**Requirements**
Reproduce the passage on Wisconsin's proposed primary move word for word, starting at "But by that" and ending at "of the proposal.".

-- BEGIN Excerpt --

And in the scope of all post-reform shifts in the dates of presidential primary elections across the country, it is not a typical proposed move. To be more precise, the proposed move forward -- from an April position on the calendar to March -- is entirely within the norm. State actors began to consider pushing up primary dates for 1972 almost before the ink was dry on the McGovern-Fraser reforms and they were adopted. That is not what is atypical about the potential move in Wisconsin.
Instead, it is the how, the why, and the when of the proposed shift in Wisconsin that deviates from how most states have gone about these changes in the past.
First, the timing of this is unusual. Although it is not unheard of, it has historically been the case that most of the movement on the presidential primary calendar has taken place in the year before the presidential election. There are exceptions of course. Missouri legislators pushing the 2004 presidential primary in the Show-Me state up from March to February in 2002 comes to mind. But while there are exceptions, the year prior to a presidential has been the window in which states have tended to make these scheduling decisions.
The reasoning is sound enough: That is when state actors the most up-to-date information (who is running, which parties have contested races, what other states are doing, etc.). It is also a time that occurs at the confluence of new legislatures being sworn in following midterms and when the urgency for a change of primary dates is at its highest (or at least when the timing is most on the radars of state legislators).
But by that mark, Wisconsin legislators are only slightly jumping the gun, right? After all, Texas legislators in 2010 prefiled legislation to move the primary in Lone Star state up for the 2012 cycle. However, Texas legislators introduced that legislation in anticipation of the start to the 2011-12 session. That is not what is happening in Wisconsin. Rather, legislators in the Badger state are considering these changes as part of a lame duck session as the bookend to unified Republican control of state government.
That draws this back to the how and why of the proposal.
Again, it is not atypical for states to move up the dates of their presidential primaries in post-reform era. In fact, Wisconsin has done this in the past: moving the spring election, including the presidential primary and the general election for judicial and other offices, from April to March for the 1996 cycle.1 And then for the 2004 cycle, legislators there bumped the presidential primary from the spring election in April to the spring primary in February.
But in both of those cases the Wisconsin presidential primary move was either tethered to the move of a set of elections -- the whole spring election was moved -- or toggled from one pre-existing election (the April spring election) to another (the February spring primary). The distinction is subtle, perhaps, but meaningful. Those moves meant the budgetary requirements were close to neutral.
Neither added to the budgetary bottom line in Wisconsin.
Contrast that with the proposed shift for the 2020 cycle. The idea of the hypothetical bill -- and none has been introduced to this point -- would be to create an all-new and separate presidential primary to be scheduled in March 2020, between the February spring primary and the April spring election. That new election would cost the state at least $7 million (and mean a third election in consecutive months for election administrators).

-- END Excerpt --
-- BEGIN Dataset records --

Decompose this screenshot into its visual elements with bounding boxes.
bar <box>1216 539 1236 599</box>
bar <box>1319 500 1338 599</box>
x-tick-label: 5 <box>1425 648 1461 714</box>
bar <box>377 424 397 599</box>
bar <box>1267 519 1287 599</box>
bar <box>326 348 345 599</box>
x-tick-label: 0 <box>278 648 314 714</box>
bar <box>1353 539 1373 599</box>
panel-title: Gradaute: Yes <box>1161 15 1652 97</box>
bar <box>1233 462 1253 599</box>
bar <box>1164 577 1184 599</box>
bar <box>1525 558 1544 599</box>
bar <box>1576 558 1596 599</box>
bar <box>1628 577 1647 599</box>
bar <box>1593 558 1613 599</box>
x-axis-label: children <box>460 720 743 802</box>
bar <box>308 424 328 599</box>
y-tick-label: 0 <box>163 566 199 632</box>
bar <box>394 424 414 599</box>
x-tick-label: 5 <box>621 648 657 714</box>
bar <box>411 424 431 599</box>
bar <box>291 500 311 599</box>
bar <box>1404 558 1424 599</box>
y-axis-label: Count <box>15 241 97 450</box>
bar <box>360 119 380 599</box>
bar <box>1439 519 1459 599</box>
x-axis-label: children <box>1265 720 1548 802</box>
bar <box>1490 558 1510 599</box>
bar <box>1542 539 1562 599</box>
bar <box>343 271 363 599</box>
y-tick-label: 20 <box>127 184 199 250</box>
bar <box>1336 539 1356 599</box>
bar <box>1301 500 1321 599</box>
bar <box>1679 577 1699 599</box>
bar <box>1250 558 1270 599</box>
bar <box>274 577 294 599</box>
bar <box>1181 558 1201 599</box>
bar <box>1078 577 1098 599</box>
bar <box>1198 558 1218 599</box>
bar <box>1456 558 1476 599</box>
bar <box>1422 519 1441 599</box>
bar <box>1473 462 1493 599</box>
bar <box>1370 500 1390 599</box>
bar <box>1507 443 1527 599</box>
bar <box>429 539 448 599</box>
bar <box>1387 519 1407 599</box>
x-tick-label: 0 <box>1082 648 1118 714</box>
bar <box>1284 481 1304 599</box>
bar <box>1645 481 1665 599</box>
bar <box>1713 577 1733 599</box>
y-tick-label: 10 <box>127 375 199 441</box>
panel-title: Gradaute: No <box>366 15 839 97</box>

-- END Dataset records --

**Answer below**
But by that mark, Wisconsin legislators are only slightly jumping the gun, right? After all, Texas legislators in 2010 prefiled legislation to move the primary in Lone Star state up for the 2012 cycle. However, Texas legislators introduced that legislation in anticipation of the start to the 2011-12 session. That is not what is happening in Wisconsin. Rather, legislators in the Badger state are considering these changes as part of a lame duck session as the bookend to unified Republican control of state government.
That draws this back to the how and why of the proposal.